• THE EXERCISE: Your task is to transcribe all of the records exactly and leave out the pictures.

Records that describe figures:
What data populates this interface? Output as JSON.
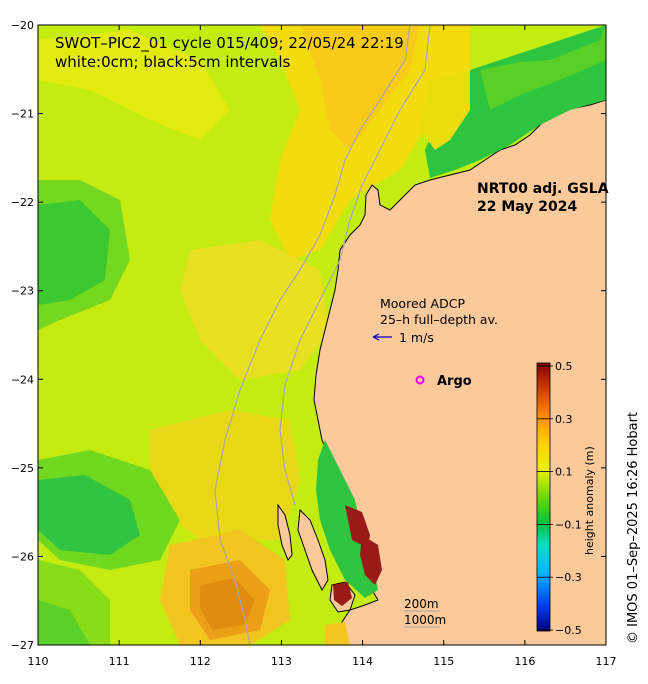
{
  "header": {
    "line1": "SWOT–PIC2_01 cycle 015/409; 22/05/24 22:19",
    "line2": "white:0cm; black:5cm intervals"
  },
  "product": {
    "line1": "NRT00 adj. GSLA",
    "line2": "22 May 2024"
  },
  "adcp": {
    "line1": "Moored ADCP",
    "line2": "25–h full–depth av.",
    "scale_label": "1 m/s"
  },
  "argo": {
    "label": "Argo",
    "color": "#ff00ff"
  },
  "isobaths": {
    "line1": "200m",
    "line2": "1000m"
  },
  "credit": "© IMOS 01–Sep–2025 16:26 Hobart",
  "axes": {
    "x_ticks": [
      "110",
      "111",
      "112",
      "113",
      "114",
      "115",
      "116",
      "117"
    ],
    "y_ticks": [
      "−20",
      "−21",
      "−22",
      "−23",
      "−24",
      "−25",
      "−26",
      "−27"
    ],
    "x_range": [
      110,
      117
    ],
    "y_range": [
      -27,
      -20
    ]
  },
  "colorbar": {
    "title": "height anomaly (m)",
    "ticks": [
      "0.5",
      "0.3",
      "0.1",
      "−0.1",
      "−0.3",
      "−0.5"
    ],
    "range": [
      -0.5,
      0.5
    ]
  },
  "colors": {
    "land": "#fcc99a",
    "isobath": "#a8a8a8"
  }
}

• OUTPUT OF THE EXERCISE:
What data populates this interface? Output as JSON.
{
  "header": {
    "line1": "SWOT–PIC2_01 cycle 015/409; 22/05/24 22:19",
    "line2": "white:0cm; black:5cm intervals"
  },
  "product": {
    "line1": "NRT00 adj. GSLA",
    "line2": "22 May 2024"
  },
  "adcp": {
    "line1": "Moored ADCP",
    "line2": "25–h full–depth av.",
    "scale_label": "1 m/s"
  },
  "argo": {
    "label": "Argo",
    "color": "#ff00ff"
  },
  "isobaths": {
    "line1": "200m",
    "line2": "1000m"
  },
  "credit": "© IMOS 01–Sep–2025 16:26 Hobart",
  "axes": {
    "x_ticks": [
      "110",
      "111",
      "112",
      "113",
      "114",
      "115",
      "116",
      "117"
    ],
    "y_ticks": [
      "−20",
      "−21",
      "−22",
      "−23",
      "−24",
      "−25",
      "−26",
      "−27"
    ],
    "x_range": [
      110,
      117
    ],
    "y_range": [
      -27,
      -20
    ]
  },
  "colorbar": {
    "title": "height anomaly (m)",
    "ticks": [
      "0.5",
      "0.3",
      "0.1",
      "−0.1",
      "−0.3",
      "−0.5"
    ],
    "range": [
      -0.5,
      0.5
    ]
  },
  "colors": {
    "land": "#fcc99a",
    "isobath": "#a8a8a8"
  }
}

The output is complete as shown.